LinuxカーネルのIRQをめぐる大論争

今回は普段のカーネルハッキングの話題ではなく、IRQ論争勃発の特別レポートをお届けする。本題に入る前に、PC上のデバイスが、ハードウェア的にはプロセッサに対して、ソフトウェア的にはカーネルに対して、何らかの処理を要求すると、何が起こるかの一例を挙げておこう。デバイスは何らかの処理が必要なことをプロセッサに通知するために、適当な割り込み要求(Interrupt ReQuest、略してIRQ)をオンにする。カーネルは、この要求を満たすことで仕事を処理し、その後IRQを再びオフにする、といった具合だ。

最近、Linuxカーネルメーリングリスト(Linux Kernel Mailing List:LKML)では、デバイスそのものにIRQをオフにする制御を許可するかどうかについて、議論が盛り上がっている。クローズドソースのドライバをもっと容易にカーネルとやりとりできるようにしたいと考える人々は、この機能の実現を望んでいる。だがTorvalds氏は、断固としてこれに反対している。バイナリblob対GPLという図式の再来となるわけだが、両者の対立点は1つではない。この論争は、一部の人々にとっては技術的なものだが、他の人々にとっては思想的なものだ。そのため議論は、オープンソース/フリーソフトウェアのコミュニティにまで及んでいる。

データファイルの一部
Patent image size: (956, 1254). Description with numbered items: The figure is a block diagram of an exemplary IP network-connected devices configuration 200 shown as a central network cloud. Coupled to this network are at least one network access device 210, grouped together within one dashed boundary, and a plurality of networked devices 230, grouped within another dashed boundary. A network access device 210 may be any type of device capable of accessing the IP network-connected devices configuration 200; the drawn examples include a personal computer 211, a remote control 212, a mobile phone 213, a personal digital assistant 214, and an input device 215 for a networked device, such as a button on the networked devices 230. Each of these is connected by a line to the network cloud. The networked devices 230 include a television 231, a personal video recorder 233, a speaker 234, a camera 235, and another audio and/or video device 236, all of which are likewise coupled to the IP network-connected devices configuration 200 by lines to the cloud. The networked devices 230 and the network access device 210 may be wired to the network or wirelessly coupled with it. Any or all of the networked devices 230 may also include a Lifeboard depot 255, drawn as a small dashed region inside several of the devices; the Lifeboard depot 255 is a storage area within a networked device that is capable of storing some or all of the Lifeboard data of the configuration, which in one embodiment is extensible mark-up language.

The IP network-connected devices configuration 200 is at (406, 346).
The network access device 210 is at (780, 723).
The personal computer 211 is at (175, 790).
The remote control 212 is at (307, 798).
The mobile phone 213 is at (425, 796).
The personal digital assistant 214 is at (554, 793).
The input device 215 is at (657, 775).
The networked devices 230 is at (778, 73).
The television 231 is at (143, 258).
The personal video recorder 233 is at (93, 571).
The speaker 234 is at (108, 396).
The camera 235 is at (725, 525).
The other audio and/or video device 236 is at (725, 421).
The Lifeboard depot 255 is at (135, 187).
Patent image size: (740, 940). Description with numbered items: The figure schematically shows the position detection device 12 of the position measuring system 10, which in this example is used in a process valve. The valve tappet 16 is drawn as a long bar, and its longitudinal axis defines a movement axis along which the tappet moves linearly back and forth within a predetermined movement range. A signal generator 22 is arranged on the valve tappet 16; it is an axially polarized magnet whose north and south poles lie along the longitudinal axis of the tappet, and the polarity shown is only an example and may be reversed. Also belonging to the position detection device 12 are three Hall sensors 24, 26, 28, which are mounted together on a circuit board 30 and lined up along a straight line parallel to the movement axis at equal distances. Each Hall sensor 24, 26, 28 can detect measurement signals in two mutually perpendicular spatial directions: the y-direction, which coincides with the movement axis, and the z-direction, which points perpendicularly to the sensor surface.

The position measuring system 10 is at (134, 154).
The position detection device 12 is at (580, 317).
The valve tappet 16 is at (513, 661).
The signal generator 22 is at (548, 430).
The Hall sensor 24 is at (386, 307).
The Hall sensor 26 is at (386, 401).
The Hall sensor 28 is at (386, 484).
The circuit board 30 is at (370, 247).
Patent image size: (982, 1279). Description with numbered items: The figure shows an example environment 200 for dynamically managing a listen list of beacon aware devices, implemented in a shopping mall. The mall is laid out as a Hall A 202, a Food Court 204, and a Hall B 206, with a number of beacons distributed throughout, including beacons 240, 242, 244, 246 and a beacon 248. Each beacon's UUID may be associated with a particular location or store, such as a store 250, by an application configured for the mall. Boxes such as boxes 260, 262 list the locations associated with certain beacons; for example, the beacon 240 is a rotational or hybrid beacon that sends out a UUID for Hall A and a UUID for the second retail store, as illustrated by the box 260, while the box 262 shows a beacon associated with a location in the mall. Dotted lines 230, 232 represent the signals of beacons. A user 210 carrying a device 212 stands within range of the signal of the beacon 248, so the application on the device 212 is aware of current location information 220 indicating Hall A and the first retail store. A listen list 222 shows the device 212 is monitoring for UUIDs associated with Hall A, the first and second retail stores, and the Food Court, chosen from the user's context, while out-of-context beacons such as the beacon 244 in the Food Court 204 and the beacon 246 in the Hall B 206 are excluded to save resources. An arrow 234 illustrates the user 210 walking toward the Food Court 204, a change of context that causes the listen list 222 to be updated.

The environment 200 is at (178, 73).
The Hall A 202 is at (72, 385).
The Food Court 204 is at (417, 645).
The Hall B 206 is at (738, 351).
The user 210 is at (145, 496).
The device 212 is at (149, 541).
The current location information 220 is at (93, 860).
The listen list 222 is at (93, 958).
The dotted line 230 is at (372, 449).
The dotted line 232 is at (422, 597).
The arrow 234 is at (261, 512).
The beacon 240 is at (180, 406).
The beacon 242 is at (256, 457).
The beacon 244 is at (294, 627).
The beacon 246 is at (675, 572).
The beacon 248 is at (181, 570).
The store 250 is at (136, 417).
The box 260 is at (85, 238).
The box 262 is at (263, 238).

ねらい:
LinuxカーネルのIRQ論争についての文章を、最後の文のあとから引き継いで書き進めてください。

課題の結果:
SUSEのベテラン・カーネルハッカーであるGreg Kroah-Hartman氏が、あるパッチをカーネルのバージョン2.6.19に投稿したことで、論争に火が点いた。Torvalds氏が、このパッチを自らのカーネルに採用することを拒んだのだ。ただしこのパッチは、ここしばらくの間、Andrew Morton氏のカーネルツリーに入ったままになっている。

Torvalds氏は拒否の理由を次のように説明している。

どうか削除してもらいたい。

IRQの問題は決してユーザ空間に解決させてはならないのだ!

非常に簡単なことだ。IRQハンドラは完全にカーネル空間内に存在しなければならない。ユーザ空間を巻き込むなど、もってのほかである。

Linus(Torvalds氏)はその後の電子メールで展開した意見のなかで、次のように述べている。「こうしたことが行われることに不当に反対するわけではないが(すでにUSBデバイスではそれを許している)、そのためには、ドライバのオープンソース化を回避する方法を探している忌まわしい一部のベンダーではなく‘我々’の役に立つ、という確かな理由が存在しなければならない」

Torvalds氏がパッチを拒否し、そうした現実世界の実例を求めたことを踏まえて、Kroah-Hartman氏はLKML宛てに次のようなメッセージを送っている。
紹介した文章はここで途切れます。